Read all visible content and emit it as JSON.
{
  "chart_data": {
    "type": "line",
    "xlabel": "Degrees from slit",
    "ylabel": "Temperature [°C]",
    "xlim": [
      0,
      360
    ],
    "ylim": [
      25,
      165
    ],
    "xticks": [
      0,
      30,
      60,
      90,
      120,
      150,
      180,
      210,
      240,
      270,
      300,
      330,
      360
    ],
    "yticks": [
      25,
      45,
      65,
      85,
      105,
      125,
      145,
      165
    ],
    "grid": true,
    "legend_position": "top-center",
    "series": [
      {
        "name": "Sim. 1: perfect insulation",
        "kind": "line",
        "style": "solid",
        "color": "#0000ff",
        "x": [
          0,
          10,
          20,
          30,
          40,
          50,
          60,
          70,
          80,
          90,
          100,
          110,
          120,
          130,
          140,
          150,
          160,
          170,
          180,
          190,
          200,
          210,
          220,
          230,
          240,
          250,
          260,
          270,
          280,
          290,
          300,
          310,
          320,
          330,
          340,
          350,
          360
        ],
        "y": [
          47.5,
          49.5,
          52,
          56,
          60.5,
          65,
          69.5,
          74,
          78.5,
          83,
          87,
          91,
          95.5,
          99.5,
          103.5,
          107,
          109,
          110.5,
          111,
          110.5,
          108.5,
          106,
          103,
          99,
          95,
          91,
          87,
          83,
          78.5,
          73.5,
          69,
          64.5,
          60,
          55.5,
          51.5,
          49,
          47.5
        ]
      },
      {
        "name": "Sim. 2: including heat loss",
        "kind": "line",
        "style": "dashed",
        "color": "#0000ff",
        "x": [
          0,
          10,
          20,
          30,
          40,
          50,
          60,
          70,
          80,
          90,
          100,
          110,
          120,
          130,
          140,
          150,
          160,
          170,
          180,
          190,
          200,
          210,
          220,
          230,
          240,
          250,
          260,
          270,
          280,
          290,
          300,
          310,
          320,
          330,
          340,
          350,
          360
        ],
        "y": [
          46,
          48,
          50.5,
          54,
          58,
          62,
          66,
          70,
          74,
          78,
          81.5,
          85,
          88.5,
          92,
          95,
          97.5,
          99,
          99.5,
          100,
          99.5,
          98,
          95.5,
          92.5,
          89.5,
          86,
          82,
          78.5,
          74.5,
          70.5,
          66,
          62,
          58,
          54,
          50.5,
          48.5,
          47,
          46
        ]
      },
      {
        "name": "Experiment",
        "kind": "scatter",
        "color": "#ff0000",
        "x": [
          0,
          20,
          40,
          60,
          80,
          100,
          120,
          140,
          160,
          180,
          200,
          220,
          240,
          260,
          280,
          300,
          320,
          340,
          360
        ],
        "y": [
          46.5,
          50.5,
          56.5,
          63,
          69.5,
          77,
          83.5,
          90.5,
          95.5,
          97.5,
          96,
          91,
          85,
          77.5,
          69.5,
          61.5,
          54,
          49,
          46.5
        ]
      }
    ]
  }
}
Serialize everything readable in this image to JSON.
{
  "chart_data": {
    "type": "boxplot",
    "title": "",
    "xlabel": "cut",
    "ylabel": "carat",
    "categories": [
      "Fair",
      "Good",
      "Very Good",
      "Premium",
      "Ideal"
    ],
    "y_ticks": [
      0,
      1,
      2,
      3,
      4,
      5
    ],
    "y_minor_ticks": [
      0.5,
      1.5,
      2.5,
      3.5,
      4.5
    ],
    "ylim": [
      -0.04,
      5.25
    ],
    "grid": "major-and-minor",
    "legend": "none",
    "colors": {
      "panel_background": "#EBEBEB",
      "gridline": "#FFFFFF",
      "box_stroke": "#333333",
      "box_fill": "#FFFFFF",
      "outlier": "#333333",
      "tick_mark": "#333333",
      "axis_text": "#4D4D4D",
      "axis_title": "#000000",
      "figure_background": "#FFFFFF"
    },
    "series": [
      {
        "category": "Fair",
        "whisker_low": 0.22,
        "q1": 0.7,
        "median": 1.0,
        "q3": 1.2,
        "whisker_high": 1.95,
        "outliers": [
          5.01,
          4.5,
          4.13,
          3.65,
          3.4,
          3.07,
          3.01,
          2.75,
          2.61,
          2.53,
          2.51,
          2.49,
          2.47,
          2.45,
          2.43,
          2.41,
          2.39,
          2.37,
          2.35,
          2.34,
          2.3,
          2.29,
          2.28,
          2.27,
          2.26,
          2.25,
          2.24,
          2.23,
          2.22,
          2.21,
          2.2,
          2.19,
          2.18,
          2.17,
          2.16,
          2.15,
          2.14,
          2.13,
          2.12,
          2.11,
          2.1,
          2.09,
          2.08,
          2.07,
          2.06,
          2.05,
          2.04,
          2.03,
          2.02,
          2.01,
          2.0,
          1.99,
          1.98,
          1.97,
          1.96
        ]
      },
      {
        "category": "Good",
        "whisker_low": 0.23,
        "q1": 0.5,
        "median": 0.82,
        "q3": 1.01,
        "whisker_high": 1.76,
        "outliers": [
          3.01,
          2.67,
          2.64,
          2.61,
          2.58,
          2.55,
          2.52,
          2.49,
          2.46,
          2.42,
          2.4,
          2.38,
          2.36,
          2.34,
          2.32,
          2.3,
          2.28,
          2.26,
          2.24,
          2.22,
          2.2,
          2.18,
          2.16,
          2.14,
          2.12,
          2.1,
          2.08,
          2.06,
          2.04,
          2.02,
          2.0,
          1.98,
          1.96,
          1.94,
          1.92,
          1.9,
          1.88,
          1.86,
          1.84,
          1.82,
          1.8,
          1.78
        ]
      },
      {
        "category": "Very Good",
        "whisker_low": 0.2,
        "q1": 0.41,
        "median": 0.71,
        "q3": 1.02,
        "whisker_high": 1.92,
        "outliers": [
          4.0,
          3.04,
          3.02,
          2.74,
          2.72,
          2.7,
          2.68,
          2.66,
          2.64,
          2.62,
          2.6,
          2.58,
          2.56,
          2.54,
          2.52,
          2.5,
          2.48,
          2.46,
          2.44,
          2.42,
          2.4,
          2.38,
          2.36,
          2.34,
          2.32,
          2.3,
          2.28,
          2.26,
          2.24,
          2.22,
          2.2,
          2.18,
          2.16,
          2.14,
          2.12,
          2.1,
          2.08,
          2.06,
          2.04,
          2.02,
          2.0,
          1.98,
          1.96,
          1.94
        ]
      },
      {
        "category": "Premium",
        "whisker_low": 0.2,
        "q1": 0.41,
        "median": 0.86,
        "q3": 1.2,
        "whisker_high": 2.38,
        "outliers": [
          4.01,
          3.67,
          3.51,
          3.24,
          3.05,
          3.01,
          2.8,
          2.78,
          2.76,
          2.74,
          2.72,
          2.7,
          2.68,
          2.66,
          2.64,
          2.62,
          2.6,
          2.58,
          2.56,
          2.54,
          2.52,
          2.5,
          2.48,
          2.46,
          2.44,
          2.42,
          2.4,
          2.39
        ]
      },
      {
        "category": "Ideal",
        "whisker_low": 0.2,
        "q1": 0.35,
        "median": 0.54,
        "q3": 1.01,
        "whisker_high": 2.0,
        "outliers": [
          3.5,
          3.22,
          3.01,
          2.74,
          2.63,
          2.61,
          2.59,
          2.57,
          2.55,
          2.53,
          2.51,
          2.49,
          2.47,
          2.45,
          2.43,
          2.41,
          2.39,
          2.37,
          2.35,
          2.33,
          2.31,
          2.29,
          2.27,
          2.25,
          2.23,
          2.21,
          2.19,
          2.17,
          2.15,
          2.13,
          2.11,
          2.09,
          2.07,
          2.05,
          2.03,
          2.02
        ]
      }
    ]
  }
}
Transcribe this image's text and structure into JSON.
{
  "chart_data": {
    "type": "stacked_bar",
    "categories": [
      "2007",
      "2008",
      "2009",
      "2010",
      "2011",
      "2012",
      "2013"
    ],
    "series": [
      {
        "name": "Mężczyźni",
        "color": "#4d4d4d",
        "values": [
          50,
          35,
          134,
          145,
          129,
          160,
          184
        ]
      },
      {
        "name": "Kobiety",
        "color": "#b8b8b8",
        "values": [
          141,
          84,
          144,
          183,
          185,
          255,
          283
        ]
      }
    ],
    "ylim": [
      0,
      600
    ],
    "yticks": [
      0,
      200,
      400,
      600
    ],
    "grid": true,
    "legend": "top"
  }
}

****************

• Task directions: Repeat exactly, and only, the lines from the line with "Transcribe this image's" through the end of the listing above, both ends included.

• Completed task:
Transcribe this image's text and structure into JSON.
{
  "chart_data": {
    "type": "stacked_bar",
    "categories": [
      "2007",
      "2008",
      "2009",
      "2010",
      "2011",
      "2012",
      "2013"
    ],
    "series": [
      {
        "name": "Mężczyźni",
        "color": "#4d4d4d",
        "values": [
          50,
          35,
          134,
          145,
          129,
          160,
          184
        ]
      },
      {
        "name": "Kobiety",
        "color": "#b8b8b8",
        "values": [
          141,
          84,
          144,
          183,
          185,
          255,
          283
        ]
      }
    ],
    "ylim": [
      0,
      600
    ],
    "yticks": [
      0,
      200,
      400,
      600
    ],
    "grid": true,
    "legend": "top"
  }
}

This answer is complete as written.